**Information given:**
────────────────
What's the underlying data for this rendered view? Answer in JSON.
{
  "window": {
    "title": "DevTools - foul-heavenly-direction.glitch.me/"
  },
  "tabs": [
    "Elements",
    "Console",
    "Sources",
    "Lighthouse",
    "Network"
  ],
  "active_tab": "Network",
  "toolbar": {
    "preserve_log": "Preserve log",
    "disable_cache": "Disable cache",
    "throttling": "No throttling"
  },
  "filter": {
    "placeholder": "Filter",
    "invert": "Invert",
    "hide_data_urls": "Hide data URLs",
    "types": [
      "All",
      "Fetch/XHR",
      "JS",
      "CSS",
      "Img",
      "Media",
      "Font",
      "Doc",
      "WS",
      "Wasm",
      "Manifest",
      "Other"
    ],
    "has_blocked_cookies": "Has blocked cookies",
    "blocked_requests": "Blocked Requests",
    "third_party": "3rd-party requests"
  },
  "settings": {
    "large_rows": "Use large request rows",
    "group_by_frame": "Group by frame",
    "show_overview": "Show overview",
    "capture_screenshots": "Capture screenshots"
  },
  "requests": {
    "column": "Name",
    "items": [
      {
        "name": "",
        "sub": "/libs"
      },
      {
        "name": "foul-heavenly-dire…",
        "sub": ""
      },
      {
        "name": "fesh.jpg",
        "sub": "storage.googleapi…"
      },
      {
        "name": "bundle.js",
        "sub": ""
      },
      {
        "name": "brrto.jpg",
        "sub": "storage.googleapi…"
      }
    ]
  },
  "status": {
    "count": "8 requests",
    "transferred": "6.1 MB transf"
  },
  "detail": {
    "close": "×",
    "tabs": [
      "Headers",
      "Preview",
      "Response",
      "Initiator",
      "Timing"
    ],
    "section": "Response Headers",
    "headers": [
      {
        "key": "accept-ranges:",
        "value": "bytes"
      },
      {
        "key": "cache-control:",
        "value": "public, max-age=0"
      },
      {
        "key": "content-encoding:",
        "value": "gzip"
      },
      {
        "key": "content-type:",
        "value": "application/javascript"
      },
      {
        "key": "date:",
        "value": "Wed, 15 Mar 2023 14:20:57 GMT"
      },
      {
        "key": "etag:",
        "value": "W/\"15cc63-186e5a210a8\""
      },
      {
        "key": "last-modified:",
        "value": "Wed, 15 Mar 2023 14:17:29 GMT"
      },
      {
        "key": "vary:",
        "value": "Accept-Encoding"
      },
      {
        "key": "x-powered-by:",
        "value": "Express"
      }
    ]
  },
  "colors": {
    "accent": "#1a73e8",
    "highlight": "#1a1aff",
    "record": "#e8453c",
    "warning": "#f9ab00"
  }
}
────────────────
**Short problem:** Quote the data above in full, changing nothing.

**Result of this exercise:**
What's the underlying data for this rendered view? Answer in JSON.
{
  "window": {
    "title": "DevTools - foul-heavenly-direction.glitch.me/"
  },
  "tabs": [
    "Elements",
    "Console",
    "Sources",
    "Lighthouse",
    "Network"
  ],
  "active_tab": "Network",
  "toolbar": {
    "preserve_log": "Preserve log",
    "disable_cache": "Disable cache",
    "throttling": "No throttling"
  },
  "filter": {
    "placeholder": "Filter",
    "invert": "Invert",
    "hide_data_urls": "Hide data URLs",
    "types": [
      "All",
      "Fetch/XHR",
      "JS",
      "CSS",
      "Img",
      "Media",
      "Font",
      "Doc",
      "WS",
      "Wasm",
      "Manifest",
      "Other"
    ],
    "has_blocked_cookies": "Has blocked cookies",
    "blocked_requests": "Blocked Requests",
    "third_party": "3rd-party requests"
  },
  "settings": {
    "large_rows": "Use large request rows",
    "group_by_frame": "Group by frame",
    "show_overview": "Show overview",
    "capture_screenshots": "Capture screenshots"
  },
  "requests": {
    "column": "Name",
    "items": [
      {
        "name": "",
        "sub": "/libs"
      },
      {
        "name": "foul-heavenly-dire…",
        "sub": ""
      },
      {
        "name": "fesh.jpg",
        "sub": "storage.googleapi…"
      },
      {
        "name": "bundle.js",
        "sub": ""
      },
      {
        "name": "brrto.jpg",
        "sub": "storage.googleapi…"
      }
    ]
  },
  "status": {
    "count": "8 requests",
    "transferred": "6.1 MB transf"
  },
  "detail": {
    "close": "×",
    "tabs": [
      "Headers",
      "Preview",
      "Response",
      "Initiator",
      "Timing"
    ],
    "section": "Response Headers",
    "headers": [
      {
        "key": "accept-ranges:",
        "value": "bytes"
      },
      {
        "key": "cache-control:",
        "value": "public, max-age=0"
      },
      {
        "key": "content-encoding:",
        "value": "gzip"
      },
      {
        "key": "content-type:",
        "value": "application/javascript"
      },
      {
        "key": "date:",
        "value": "Wed, 15 Mar 2023 14:20:57 GMT"
      },
      {
        "key": "etag:",
        "value": "W/\"15cc63-186e5a210a8\""
      },
      {
        "key": "last-modified:",
        "value": "Wed, 15 Mar 2023 14:17:29 GMT"
      },
      {
        "key": "vary:",
        "value": "Accept-Encoding"
      },
      {
        "key": "x-powered-by:",
        "value": "Express"
      }
    ]
  },
  "colors": {
    "accent": "#1a73e8",
    "highlight": "#1a1aff",
    "record": "#e8453c",
    "warning": "#f9ab00"
  }
}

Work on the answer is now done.